■ **INSTRUCTION**: Drop the pictures from the entries below, then reproduce the rest exactly.

■ **DATA**:
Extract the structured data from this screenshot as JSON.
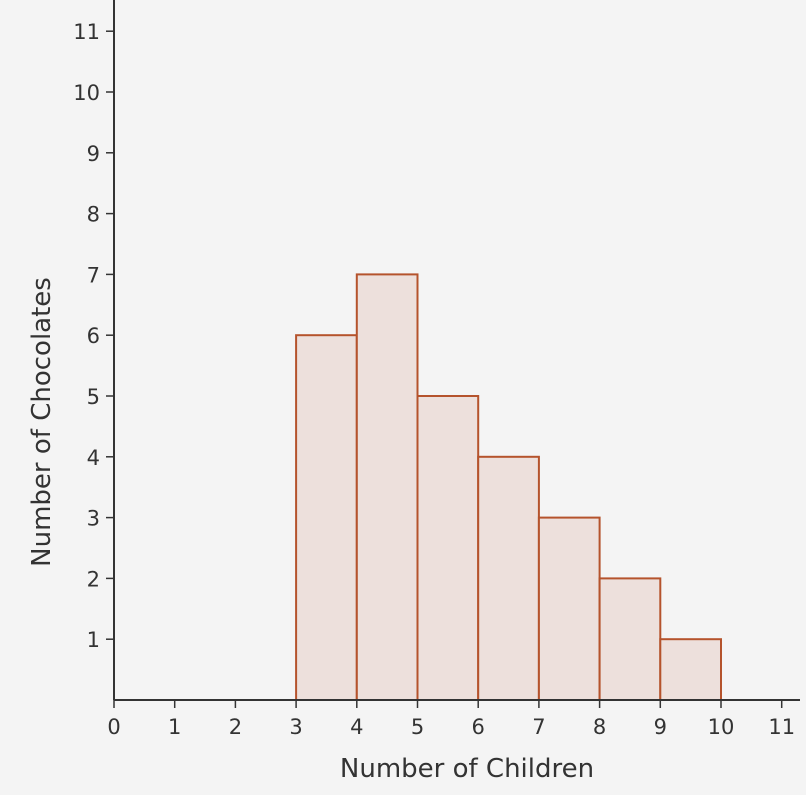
{
  "chart_data": {
    "type": "bar",
    "title": "",
    "xlabel": "Number of Children",
    "ylabel": "Number of Chocolates",
    "xlim": [
      0,
      11
    ],
    "ylim": [
      0,
      11
    ],
    "xticks": [
      "0",
      "1",
      "2",
      "3",
      "4",
      "5",
      "6",
      "7",
      "8",
      "9",
      "10",
      "11"
    ],
    "yticks": [
      "1",
      "2",
      "3",
      "4",
      "5",
      "6",
      "7",
      "8",
      "9",
      "10",
      "11"
    ],
    "bins": [
      {
        "x0": 3,
        "x1": 4,
        "value": 6
      },
      {
        "x0": 4,
        "x1": 5,
        "value": 7
      },
      {
        "x0": 5,
        "x1": 6,
        "value": 5
      },
      {
        "x0": 6,
        "x1": 7,
        "value": 4
      },
      {
        "x0": 7,
        "x1": 8,
        "value": 3
      },
      {
        "x0": 8,
        "x1": 9,
        "value": 2
      },
      {
        "x0": 9,
        "x1": 10,
        "value": 1
      }
    ],
    "grid": false,
    "colors": {
      "bar_fill": "#ede0dc",
      "bar_stroke": "#b5532c",
      "axis": "#333333",
      "background": "#f4f4f4"
    }
  }
}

■ **ANSWER IN FULL**:
Extract the structured data from this screenshot as JSON.
{
  "chart_data": {
    "type": "bar",
    "title": "",
    "xlabel": "Number of Children",
    "ylabel": "Number of Chocolates",
    "xlim": [
      0,
      11
    ],
    "ylim": [
      0,
      11
    ],
    "xticks": [
      "0",
      "1",
      "2",
      "3",
      "4",
      "5",
      "6",
      "7",
      "8",
      "9",
      "10",
      "11"
    ],
    "yticks": [
      "1",
      "2",
      "3",
      "4",
      "5",
      "6",
      "7",
      "8",
      "9",
      "10",
      "11"
    ],
    "bins": [
      {
        "x0": 3,
        "x1": 4,
        "value": 6
      },
      {
        "x0": 4,
        "x1": 5,
        "value": 7
      },
      {
        "x0": 5,
        "x1": 6,
        "value": 5
      },
      {
        "x0": 6,
        "x1": 7,
        "value": 4
      },
      {
        "x0": 7,
        "x1": 8,
        "value": 3
      },
      {
        "x0": 8,
        "x1": 9,
        "value": 2
      },
      {
        "x0": 9,
        "x1": 10,
        "value": 1
      }
    ],
    "grid": false,
    "colors": {
      "bar_fill": "#ede0dc",
      "bar_stroke": "#b5532c",
      "axis": "#333333",
      "background": "#f4f4f4"
    }
  }
}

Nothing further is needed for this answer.